### WRITTEN REQUEST
In the material below, list every line carrying the string "oder".

— Begin EXERCISE INPUT —

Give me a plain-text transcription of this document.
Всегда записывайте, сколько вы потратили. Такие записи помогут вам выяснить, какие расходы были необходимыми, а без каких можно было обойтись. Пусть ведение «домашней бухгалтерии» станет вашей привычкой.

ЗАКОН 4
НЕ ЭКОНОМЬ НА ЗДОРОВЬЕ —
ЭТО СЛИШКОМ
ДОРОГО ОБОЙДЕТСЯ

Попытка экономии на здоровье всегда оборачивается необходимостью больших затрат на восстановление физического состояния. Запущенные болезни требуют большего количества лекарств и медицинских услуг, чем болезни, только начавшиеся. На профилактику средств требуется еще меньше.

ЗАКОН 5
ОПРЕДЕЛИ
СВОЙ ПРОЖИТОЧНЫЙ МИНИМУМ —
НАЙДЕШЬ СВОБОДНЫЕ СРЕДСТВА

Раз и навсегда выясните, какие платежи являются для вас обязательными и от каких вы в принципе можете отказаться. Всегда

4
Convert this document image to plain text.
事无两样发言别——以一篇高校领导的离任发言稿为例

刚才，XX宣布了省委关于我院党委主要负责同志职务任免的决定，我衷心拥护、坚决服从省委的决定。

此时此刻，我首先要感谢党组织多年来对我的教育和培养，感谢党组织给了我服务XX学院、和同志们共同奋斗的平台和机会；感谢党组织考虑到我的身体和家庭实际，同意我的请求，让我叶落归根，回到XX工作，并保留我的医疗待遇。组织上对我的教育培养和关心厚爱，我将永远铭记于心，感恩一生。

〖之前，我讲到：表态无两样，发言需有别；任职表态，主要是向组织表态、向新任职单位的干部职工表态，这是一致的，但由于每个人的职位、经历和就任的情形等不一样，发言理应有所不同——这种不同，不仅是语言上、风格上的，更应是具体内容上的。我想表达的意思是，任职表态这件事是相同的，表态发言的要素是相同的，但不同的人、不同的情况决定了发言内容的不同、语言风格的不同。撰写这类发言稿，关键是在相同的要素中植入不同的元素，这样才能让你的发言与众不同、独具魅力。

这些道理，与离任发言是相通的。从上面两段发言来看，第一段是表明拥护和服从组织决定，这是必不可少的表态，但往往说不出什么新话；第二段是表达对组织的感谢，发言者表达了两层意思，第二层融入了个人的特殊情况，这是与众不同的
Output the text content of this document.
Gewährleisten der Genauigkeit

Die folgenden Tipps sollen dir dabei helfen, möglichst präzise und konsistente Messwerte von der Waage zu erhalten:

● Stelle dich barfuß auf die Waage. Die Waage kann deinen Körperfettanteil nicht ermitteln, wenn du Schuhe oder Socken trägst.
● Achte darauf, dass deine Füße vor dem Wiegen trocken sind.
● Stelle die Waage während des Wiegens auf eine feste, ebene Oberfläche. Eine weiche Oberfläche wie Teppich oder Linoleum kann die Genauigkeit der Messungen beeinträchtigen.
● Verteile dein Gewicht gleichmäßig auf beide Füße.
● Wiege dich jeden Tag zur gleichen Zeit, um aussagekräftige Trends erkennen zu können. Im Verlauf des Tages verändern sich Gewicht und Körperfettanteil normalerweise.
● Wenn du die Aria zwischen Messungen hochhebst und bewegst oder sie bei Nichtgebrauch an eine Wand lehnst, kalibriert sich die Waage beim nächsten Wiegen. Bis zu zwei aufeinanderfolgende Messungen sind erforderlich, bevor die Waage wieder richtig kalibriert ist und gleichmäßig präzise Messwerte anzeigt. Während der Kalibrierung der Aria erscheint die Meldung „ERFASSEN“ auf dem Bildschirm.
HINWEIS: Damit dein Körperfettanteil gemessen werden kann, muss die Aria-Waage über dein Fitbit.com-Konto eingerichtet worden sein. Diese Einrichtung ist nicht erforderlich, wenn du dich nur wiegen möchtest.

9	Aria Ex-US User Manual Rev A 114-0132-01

— End EXERCISE INPUT —

### WRITTEN RESPONSE
● Stelle dich barfuß auf die Waage. Die Waage kann deinen Körperfettanteil nicht ermitteln, wenn du Schuhe oder Socken trägst.
● Stelle die Waage während des Wiegens auf eine feste, ebene Oberfläche. Eine weiche Oberfläche wie Teppich oder Linoleum kann die Genauigkeit der Messungen beeinträchtigen.
● Wenn du die Aria zwischen Messungen hochhebst und bewegst oder sie bei Nichtgebrauch an eine Wand lehnst, kalibriert sich die Waage beim nächsten Wiegen. Bis zu zwei aufeinanderfolgende Messungen sind erforderlich, bevor die Waage wieder richtig kalibriert ist und gleichmäßig präzise Messwerte anzeigt. Während der Kalibrierung der Aria erscheint die Meldung „ERFASSEN“ auf dem Bildschirm.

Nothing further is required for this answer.